[Records from a dataset]
━━━━━━

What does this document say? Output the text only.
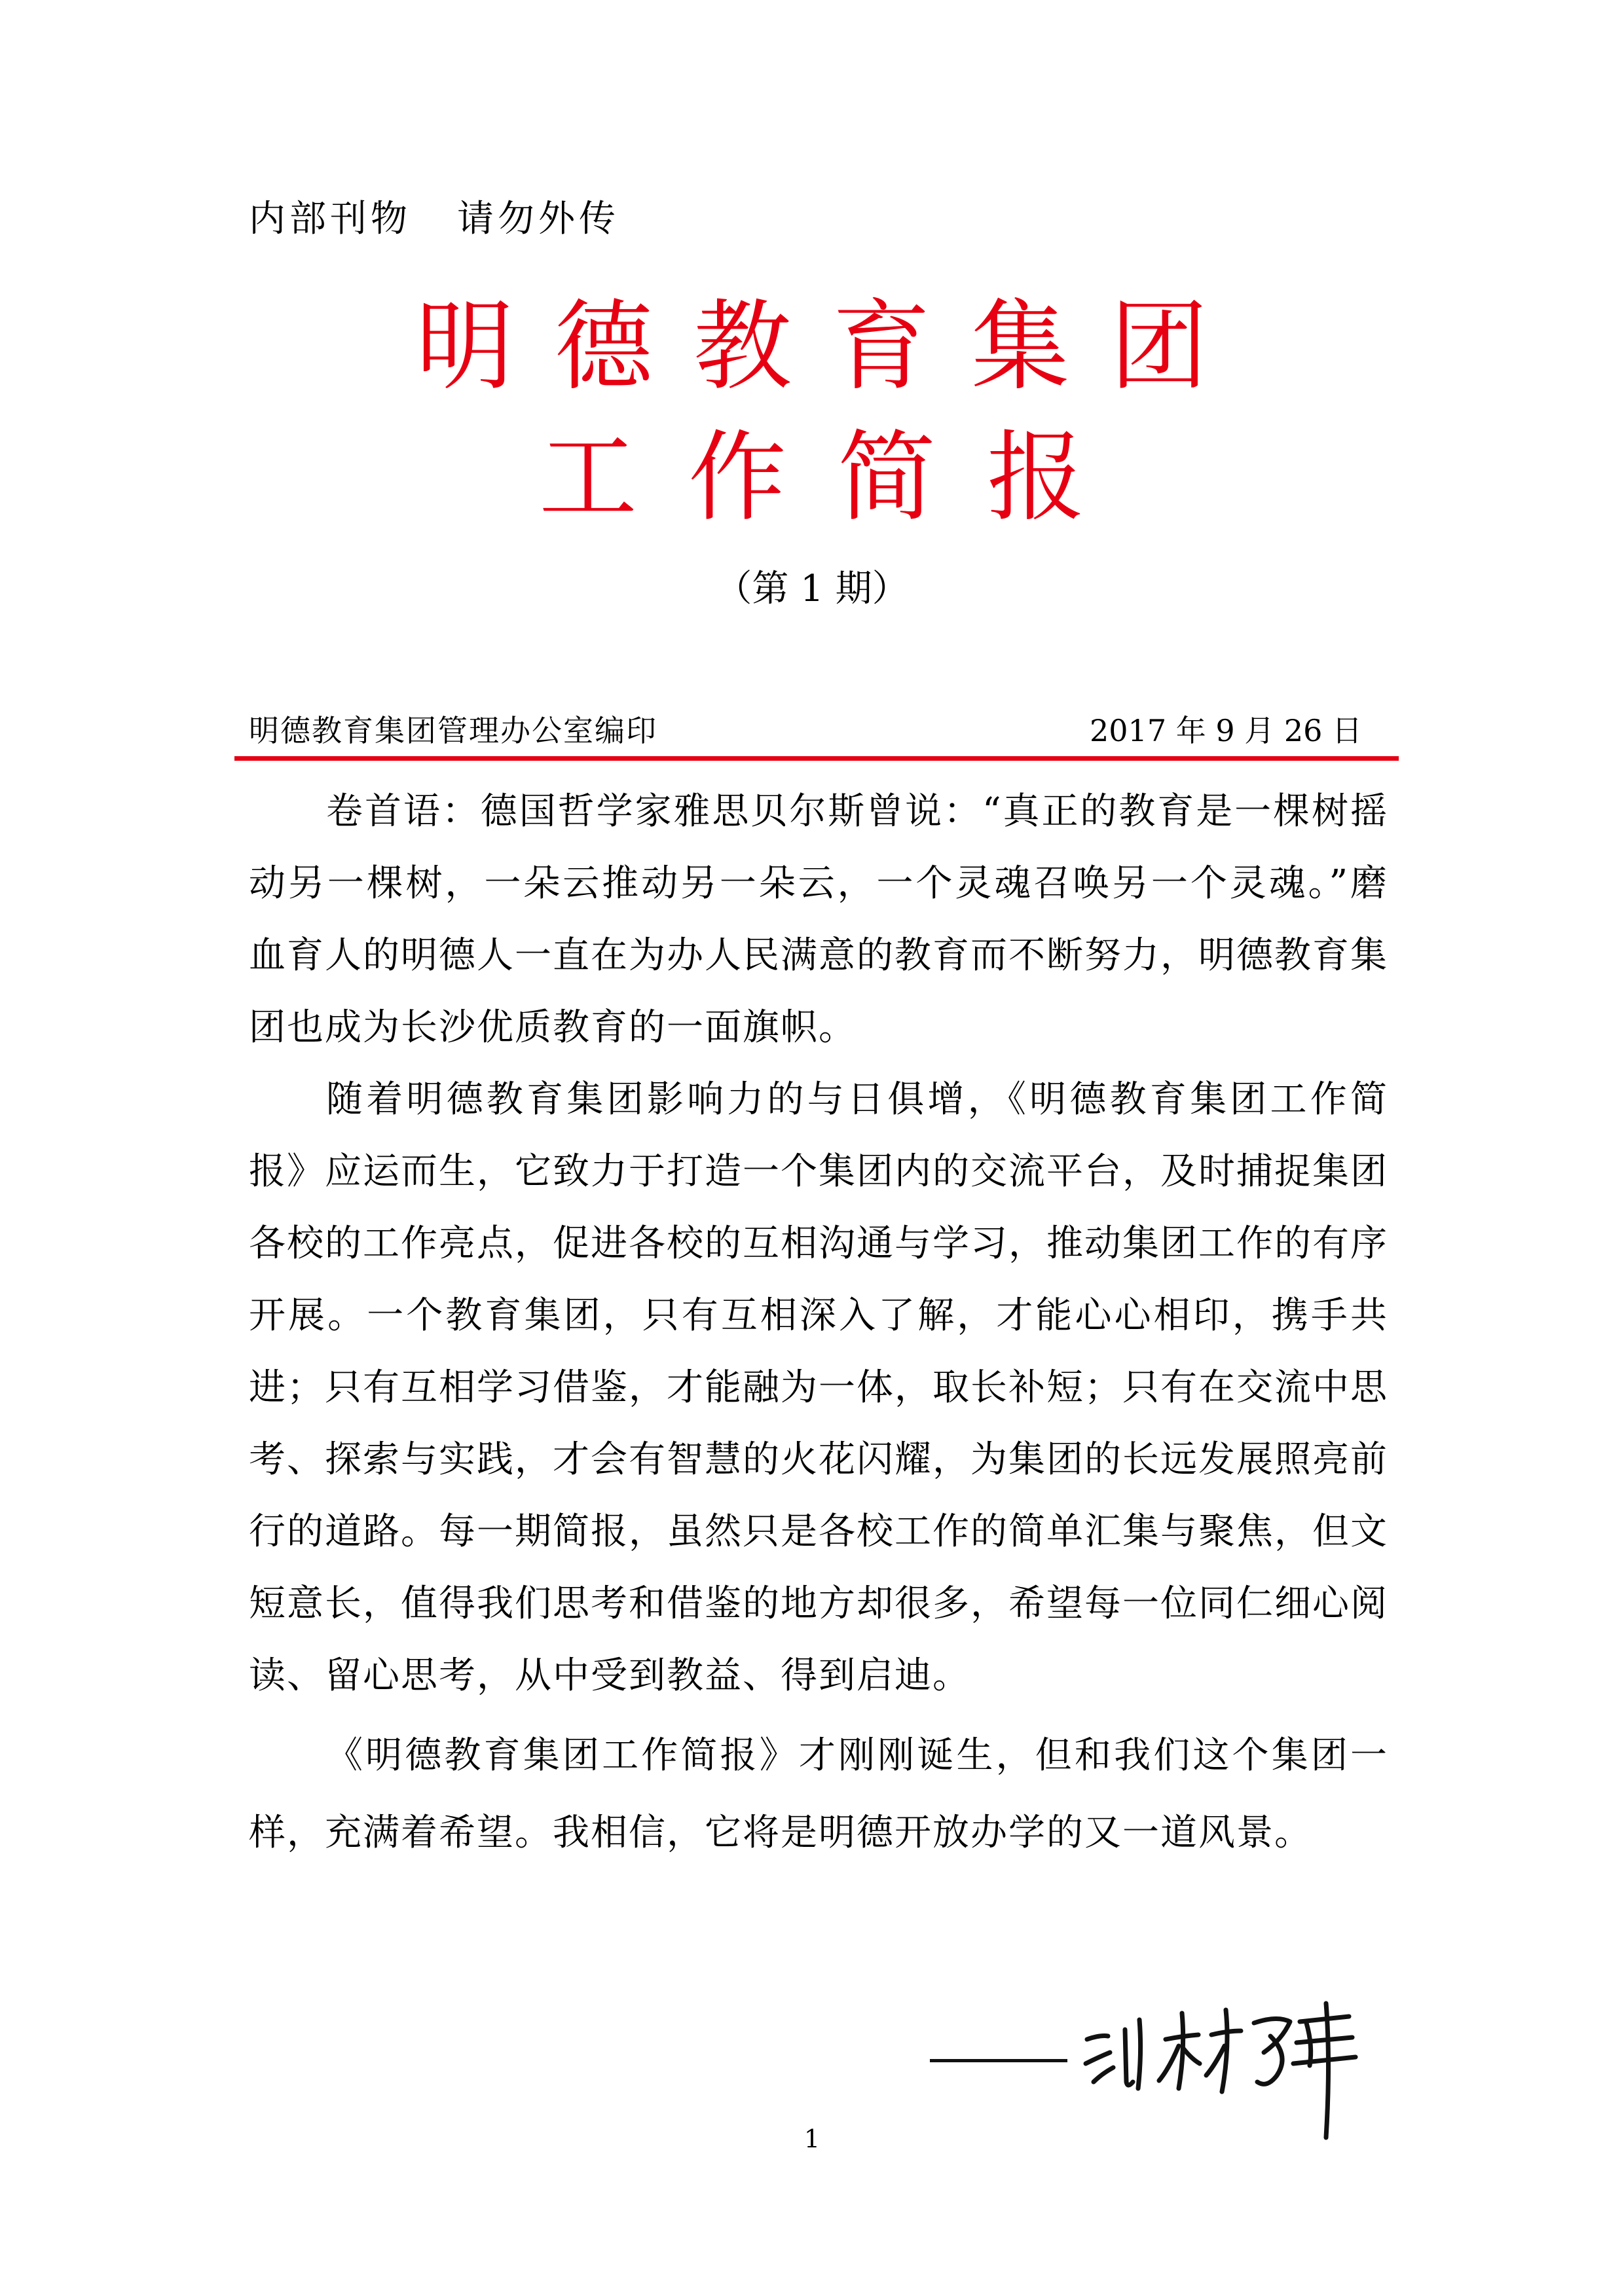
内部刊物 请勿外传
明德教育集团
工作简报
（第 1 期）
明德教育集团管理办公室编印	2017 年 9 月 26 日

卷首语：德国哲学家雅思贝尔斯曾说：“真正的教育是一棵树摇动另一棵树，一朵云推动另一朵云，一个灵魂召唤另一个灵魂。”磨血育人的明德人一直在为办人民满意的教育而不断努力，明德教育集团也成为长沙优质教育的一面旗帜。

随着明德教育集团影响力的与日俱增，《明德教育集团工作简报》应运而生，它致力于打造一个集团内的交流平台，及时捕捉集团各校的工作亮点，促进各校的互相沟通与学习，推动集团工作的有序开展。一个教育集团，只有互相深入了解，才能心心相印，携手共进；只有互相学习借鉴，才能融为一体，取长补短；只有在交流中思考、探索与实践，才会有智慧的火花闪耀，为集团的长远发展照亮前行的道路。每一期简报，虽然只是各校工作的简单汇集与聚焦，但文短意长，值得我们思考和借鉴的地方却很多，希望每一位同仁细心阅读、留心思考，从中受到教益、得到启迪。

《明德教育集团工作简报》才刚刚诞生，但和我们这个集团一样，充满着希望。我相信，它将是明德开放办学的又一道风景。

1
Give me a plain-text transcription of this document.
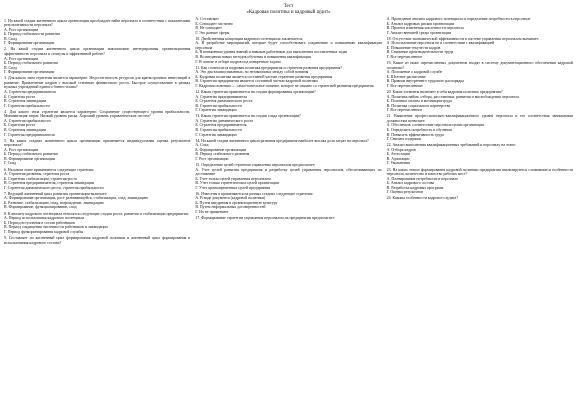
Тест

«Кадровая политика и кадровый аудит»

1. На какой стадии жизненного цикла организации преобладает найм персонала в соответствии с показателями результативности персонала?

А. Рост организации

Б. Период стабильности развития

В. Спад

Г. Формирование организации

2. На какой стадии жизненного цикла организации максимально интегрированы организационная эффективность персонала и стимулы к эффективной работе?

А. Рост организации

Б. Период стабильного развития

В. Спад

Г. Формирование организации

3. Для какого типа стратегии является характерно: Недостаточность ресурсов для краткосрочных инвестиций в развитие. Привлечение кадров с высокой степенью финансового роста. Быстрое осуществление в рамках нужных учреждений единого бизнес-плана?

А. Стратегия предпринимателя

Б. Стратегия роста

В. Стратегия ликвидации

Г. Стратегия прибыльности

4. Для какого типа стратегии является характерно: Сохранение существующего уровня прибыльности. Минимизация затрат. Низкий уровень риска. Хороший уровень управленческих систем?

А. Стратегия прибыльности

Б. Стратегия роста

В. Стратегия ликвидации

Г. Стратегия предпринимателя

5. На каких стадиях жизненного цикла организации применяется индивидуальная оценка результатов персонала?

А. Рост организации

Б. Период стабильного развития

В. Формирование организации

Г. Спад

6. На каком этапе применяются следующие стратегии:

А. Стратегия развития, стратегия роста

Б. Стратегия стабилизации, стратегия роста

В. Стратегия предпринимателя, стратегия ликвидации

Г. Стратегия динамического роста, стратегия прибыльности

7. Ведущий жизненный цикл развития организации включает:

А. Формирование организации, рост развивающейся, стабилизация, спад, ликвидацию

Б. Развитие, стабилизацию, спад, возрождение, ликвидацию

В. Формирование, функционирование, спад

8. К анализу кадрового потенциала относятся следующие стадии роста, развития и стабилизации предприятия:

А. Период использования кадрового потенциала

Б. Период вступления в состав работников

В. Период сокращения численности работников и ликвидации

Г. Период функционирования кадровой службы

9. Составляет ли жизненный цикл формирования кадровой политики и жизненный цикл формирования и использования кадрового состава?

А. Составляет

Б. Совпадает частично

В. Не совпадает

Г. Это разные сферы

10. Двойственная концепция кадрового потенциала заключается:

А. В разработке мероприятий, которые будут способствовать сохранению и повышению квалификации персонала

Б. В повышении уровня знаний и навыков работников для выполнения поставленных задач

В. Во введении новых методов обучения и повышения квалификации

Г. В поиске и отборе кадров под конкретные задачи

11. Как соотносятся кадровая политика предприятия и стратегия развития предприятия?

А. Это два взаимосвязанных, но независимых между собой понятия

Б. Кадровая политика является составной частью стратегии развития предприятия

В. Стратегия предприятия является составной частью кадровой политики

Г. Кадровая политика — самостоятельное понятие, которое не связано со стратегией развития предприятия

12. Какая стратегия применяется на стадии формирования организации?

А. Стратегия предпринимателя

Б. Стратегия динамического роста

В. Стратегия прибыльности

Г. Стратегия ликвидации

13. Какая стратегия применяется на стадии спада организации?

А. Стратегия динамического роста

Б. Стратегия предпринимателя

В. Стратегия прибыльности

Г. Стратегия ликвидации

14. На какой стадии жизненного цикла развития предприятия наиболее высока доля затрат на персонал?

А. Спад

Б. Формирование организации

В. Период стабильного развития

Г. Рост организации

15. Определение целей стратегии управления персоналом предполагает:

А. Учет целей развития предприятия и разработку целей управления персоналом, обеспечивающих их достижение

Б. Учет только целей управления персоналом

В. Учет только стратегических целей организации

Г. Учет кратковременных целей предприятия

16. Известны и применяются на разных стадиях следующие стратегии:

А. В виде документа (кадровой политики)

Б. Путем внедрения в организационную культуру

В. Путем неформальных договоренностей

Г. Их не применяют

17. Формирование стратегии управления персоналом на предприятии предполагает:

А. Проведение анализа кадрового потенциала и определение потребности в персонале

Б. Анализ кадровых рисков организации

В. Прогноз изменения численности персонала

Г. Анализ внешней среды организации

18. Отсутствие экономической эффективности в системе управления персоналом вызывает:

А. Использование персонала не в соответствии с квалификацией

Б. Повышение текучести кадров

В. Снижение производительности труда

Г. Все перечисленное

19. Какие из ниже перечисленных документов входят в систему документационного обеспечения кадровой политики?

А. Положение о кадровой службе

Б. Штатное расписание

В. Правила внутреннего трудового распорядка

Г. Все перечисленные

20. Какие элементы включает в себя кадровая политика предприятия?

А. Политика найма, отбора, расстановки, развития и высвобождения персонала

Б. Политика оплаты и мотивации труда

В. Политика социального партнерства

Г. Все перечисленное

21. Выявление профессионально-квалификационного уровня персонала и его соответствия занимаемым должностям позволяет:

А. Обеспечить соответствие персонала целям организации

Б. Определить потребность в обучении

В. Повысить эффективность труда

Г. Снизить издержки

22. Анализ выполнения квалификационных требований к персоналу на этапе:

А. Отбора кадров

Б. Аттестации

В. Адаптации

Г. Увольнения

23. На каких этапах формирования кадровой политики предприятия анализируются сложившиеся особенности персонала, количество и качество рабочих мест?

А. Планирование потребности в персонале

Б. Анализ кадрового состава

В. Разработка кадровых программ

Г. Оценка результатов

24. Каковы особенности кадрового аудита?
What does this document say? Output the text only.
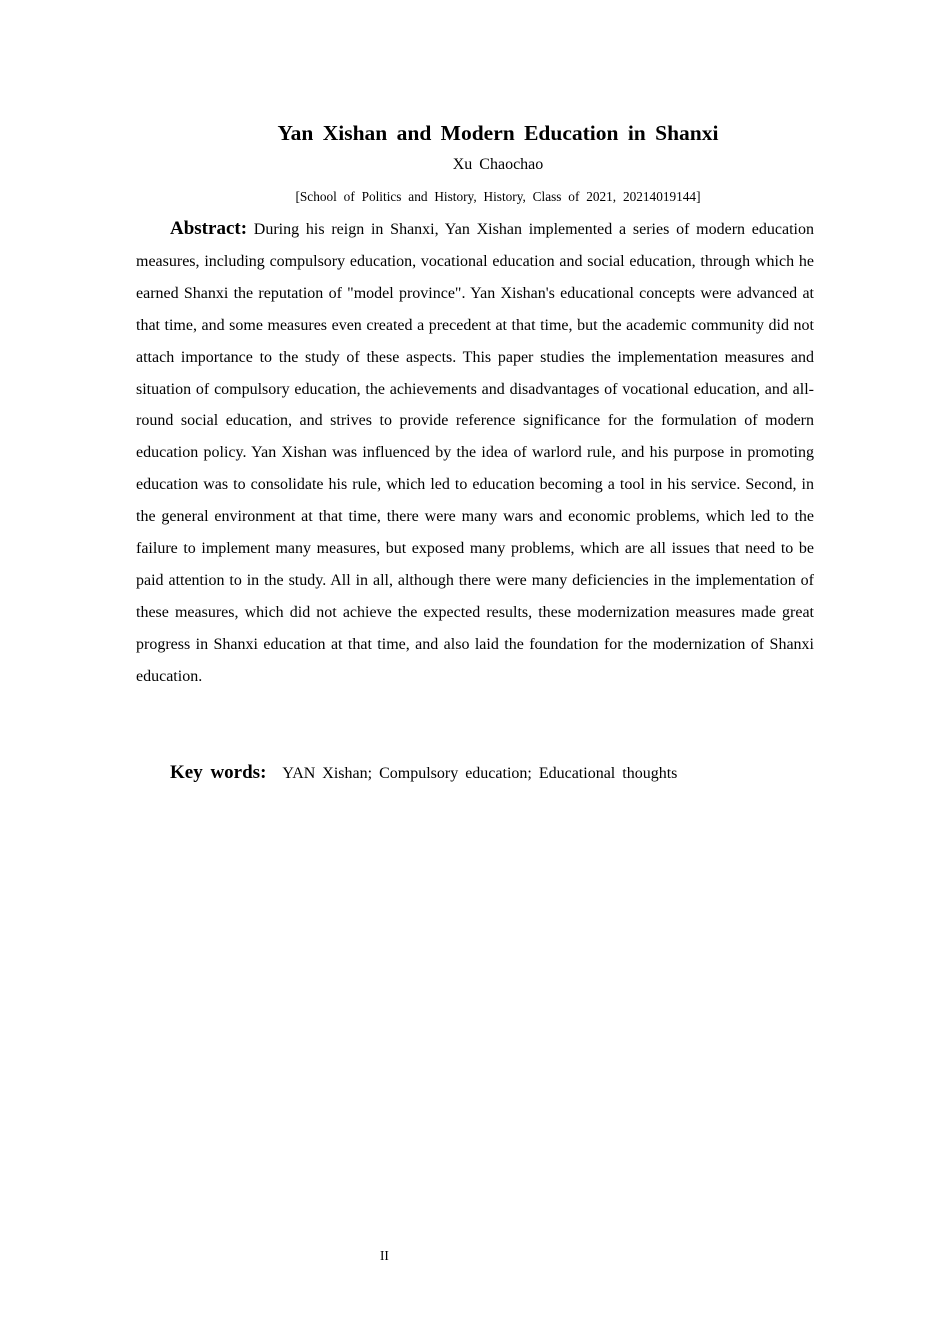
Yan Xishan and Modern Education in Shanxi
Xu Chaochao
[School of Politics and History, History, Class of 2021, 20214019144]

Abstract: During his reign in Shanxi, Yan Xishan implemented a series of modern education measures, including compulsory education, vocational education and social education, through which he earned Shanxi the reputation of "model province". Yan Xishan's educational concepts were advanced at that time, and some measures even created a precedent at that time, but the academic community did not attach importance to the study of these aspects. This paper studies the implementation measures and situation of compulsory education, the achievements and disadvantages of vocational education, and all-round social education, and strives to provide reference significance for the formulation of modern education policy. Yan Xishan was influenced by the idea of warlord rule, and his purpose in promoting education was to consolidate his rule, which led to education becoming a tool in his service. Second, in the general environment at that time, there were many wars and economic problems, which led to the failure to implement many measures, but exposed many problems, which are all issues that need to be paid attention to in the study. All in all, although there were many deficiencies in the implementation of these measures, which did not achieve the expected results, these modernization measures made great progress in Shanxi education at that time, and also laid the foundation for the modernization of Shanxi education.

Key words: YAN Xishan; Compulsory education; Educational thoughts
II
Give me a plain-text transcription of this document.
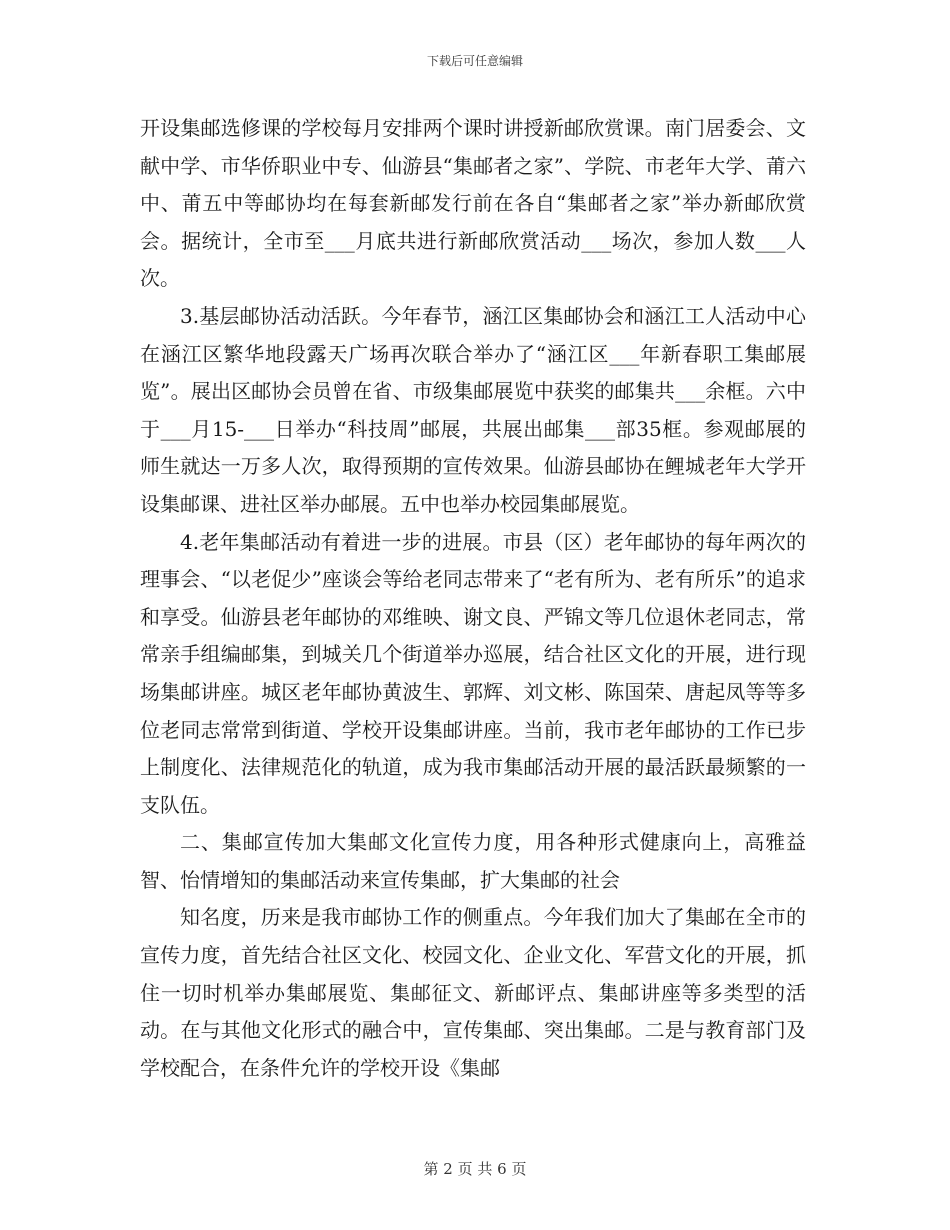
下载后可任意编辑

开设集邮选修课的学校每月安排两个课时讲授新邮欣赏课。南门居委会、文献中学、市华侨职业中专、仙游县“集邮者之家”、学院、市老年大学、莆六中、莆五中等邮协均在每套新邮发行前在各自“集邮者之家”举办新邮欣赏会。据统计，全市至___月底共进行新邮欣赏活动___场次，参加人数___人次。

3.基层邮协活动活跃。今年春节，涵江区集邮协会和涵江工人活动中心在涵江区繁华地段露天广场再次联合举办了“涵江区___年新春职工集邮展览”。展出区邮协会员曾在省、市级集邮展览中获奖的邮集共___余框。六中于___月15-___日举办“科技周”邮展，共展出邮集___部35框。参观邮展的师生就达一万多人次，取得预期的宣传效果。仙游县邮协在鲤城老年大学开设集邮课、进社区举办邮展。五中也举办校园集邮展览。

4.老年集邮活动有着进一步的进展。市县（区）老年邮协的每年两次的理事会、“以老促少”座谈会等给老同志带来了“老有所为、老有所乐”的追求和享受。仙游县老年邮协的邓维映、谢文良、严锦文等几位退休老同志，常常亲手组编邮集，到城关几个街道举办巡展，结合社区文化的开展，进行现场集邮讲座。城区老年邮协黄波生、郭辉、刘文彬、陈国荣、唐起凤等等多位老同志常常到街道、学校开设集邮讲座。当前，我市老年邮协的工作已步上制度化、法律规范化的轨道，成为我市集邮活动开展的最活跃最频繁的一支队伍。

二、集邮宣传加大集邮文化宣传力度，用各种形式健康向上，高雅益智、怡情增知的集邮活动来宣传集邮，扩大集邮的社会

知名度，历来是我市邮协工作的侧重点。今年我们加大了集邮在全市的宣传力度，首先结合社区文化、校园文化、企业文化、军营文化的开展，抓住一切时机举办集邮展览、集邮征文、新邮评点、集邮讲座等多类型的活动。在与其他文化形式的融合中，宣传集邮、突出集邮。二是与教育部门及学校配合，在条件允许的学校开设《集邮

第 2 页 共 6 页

━━━━━━

**Written instruction**
Working from the entries above, return all lines that contain "частью".

**Complete answer**
Б. Кадровая политика является составной частью стратегии развития предприятия
В. Стратегия предприятия является составной частью кадровой политики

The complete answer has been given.